[Data extracted from a collection]
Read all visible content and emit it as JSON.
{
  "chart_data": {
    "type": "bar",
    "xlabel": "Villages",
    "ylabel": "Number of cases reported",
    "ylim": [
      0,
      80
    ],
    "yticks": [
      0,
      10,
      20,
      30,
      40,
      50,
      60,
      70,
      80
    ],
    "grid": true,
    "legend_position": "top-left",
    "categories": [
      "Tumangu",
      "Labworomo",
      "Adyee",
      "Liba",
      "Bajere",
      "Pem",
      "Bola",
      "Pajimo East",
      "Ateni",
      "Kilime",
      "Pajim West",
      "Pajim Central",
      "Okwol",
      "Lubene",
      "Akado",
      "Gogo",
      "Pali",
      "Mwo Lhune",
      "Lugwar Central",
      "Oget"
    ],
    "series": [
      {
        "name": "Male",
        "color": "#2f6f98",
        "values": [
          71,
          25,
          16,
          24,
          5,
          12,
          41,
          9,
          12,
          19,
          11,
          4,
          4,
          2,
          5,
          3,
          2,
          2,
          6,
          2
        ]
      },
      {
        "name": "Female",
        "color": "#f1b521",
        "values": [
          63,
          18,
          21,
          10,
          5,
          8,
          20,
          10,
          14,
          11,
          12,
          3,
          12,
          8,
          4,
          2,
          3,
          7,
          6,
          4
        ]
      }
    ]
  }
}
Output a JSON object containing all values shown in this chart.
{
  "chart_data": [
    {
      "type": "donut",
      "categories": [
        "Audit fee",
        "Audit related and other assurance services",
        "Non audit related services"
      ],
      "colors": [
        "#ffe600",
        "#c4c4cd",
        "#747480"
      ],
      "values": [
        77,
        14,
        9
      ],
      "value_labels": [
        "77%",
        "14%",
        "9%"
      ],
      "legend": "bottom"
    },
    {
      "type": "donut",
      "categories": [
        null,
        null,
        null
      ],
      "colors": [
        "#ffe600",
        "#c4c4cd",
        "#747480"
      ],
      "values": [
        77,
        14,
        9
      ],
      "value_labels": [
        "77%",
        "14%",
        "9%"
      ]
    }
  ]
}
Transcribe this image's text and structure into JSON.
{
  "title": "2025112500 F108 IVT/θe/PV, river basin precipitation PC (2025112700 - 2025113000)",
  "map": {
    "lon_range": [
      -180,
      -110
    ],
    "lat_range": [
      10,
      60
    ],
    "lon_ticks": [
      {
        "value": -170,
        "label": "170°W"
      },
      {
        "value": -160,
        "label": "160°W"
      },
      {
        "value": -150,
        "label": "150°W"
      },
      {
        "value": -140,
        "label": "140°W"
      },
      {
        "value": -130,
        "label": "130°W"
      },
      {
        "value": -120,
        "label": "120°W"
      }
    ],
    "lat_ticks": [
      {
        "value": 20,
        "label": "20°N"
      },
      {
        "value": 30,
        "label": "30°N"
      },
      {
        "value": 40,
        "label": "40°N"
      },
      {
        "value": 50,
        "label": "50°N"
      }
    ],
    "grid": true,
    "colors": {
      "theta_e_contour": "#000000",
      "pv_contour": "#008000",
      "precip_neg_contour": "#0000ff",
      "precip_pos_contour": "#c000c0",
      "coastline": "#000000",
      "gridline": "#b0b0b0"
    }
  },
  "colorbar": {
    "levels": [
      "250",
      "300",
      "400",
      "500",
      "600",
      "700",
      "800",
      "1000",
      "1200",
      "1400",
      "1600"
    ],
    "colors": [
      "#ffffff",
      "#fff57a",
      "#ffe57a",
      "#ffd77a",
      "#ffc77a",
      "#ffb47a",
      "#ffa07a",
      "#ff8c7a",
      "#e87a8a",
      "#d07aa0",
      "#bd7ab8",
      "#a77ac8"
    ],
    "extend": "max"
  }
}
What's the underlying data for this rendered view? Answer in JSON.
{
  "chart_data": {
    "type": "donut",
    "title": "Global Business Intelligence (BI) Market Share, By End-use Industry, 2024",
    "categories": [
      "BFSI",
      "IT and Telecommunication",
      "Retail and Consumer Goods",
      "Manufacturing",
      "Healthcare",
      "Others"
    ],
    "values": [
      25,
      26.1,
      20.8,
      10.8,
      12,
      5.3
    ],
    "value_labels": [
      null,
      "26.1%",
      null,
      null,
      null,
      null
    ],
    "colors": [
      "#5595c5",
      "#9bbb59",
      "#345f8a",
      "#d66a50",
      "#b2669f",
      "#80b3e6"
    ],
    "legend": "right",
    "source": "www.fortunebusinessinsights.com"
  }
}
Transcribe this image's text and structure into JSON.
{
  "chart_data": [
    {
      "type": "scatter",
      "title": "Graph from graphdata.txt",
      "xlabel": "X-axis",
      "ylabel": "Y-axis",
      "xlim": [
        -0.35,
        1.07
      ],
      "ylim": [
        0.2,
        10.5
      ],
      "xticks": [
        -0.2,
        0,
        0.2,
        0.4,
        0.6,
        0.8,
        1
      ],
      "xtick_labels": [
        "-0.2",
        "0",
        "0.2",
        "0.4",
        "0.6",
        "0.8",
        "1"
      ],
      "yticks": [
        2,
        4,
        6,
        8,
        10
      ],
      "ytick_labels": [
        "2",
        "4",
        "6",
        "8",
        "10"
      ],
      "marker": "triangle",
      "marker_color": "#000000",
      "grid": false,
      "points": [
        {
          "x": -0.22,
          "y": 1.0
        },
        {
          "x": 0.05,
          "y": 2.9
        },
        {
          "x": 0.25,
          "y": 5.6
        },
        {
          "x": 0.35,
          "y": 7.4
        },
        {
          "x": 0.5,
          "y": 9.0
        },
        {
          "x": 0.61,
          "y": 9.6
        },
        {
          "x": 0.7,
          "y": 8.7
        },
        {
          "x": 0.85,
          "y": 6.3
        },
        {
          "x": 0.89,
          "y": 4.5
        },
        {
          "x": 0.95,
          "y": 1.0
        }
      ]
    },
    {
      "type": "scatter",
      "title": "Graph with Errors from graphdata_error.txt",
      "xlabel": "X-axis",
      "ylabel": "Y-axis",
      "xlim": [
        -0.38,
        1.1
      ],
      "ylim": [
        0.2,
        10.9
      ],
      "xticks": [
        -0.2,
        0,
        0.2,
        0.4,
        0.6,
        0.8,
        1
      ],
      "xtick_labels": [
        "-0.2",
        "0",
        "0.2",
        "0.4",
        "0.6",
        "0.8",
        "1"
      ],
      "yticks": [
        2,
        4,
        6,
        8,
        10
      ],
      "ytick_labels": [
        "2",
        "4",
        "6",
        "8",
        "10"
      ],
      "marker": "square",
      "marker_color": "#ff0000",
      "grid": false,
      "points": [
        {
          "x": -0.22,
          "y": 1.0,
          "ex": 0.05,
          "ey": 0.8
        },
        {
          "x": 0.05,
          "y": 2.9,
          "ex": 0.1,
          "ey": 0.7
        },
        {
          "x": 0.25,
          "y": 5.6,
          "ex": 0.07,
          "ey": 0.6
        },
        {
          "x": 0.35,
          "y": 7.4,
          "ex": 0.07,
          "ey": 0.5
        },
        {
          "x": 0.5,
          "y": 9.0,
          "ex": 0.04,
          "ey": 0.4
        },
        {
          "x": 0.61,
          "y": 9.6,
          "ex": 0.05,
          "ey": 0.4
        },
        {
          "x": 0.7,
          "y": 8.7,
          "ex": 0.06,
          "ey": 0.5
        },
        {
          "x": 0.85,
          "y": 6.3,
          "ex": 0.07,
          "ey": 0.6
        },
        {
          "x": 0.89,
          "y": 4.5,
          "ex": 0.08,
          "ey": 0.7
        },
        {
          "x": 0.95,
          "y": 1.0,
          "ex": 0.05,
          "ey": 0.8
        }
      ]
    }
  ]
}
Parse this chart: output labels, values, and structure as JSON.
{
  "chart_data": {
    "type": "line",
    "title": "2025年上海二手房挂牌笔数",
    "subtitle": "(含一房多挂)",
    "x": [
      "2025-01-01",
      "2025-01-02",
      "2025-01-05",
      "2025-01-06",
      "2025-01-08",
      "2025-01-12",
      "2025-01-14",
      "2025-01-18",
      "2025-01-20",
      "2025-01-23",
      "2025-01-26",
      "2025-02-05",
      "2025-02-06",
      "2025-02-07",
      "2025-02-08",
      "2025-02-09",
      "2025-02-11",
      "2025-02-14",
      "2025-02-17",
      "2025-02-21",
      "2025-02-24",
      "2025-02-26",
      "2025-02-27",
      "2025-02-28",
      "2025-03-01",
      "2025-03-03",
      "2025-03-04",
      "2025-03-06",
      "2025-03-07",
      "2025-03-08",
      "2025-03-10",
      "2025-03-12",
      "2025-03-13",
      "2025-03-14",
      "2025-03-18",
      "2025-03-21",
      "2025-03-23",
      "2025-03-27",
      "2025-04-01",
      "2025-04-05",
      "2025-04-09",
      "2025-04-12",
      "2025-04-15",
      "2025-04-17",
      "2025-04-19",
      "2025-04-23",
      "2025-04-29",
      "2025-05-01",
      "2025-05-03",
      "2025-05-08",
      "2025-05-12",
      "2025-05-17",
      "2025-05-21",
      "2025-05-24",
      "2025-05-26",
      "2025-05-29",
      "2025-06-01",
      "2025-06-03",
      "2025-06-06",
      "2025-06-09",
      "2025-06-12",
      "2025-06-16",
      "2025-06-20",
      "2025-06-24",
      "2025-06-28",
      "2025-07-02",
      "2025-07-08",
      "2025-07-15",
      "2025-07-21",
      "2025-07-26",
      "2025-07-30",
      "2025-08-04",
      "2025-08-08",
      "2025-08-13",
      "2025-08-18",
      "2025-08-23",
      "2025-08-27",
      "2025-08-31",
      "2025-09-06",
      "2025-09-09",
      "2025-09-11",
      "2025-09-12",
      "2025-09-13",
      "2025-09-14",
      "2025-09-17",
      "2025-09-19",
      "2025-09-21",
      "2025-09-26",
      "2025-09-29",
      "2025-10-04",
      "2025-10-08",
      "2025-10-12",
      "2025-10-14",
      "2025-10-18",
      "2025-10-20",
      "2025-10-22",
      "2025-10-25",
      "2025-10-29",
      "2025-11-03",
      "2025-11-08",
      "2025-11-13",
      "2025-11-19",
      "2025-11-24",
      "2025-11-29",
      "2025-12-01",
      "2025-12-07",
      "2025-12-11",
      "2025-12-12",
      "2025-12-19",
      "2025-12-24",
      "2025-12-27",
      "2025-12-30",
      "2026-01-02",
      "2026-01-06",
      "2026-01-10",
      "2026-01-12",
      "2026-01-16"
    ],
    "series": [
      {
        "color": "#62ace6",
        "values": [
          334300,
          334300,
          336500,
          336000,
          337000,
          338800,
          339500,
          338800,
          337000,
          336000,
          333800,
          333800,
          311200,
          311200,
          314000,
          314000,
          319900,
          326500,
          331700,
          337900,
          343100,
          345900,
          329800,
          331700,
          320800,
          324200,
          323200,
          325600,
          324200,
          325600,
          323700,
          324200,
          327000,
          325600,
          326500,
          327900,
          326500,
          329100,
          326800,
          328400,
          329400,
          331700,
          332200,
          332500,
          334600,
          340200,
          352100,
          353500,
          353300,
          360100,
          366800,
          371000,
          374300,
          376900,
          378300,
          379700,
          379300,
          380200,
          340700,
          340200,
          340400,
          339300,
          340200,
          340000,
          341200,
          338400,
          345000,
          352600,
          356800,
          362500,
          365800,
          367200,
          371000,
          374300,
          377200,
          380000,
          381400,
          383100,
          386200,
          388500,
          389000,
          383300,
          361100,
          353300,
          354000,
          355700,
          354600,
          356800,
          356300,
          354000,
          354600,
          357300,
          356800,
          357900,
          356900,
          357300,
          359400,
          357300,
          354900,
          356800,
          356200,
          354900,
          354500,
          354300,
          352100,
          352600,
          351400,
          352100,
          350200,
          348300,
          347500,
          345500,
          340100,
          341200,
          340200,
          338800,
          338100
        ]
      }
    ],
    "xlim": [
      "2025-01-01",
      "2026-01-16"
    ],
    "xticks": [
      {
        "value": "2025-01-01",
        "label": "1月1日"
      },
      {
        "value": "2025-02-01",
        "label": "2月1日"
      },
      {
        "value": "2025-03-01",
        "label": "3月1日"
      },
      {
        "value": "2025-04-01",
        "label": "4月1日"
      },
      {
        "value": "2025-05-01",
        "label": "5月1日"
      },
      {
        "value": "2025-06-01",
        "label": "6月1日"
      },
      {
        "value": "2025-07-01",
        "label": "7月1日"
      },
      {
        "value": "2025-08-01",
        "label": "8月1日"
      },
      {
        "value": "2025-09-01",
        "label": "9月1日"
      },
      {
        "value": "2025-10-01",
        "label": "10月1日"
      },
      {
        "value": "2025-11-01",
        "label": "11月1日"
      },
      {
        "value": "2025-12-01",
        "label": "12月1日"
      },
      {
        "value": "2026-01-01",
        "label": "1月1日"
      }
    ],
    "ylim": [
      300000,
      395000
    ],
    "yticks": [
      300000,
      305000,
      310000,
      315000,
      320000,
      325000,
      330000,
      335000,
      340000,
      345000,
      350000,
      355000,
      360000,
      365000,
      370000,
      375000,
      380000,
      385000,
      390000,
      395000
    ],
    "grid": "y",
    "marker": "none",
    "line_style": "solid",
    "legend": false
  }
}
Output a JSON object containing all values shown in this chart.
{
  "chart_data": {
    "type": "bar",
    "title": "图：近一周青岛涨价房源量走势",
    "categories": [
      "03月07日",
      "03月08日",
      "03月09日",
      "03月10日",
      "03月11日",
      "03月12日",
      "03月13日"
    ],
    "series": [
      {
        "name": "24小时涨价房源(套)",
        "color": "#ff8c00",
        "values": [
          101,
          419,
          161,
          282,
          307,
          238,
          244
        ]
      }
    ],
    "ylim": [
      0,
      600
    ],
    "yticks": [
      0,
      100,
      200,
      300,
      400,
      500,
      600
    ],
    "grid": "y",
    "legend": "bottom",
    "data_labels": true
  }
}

Work to complete:
Find every line in the records above that holds the word "name", and copy each one.

Solution to the exercise:
        "name": "Male",
        "name": "Female",
        "name": "24小时涨价房源(套)",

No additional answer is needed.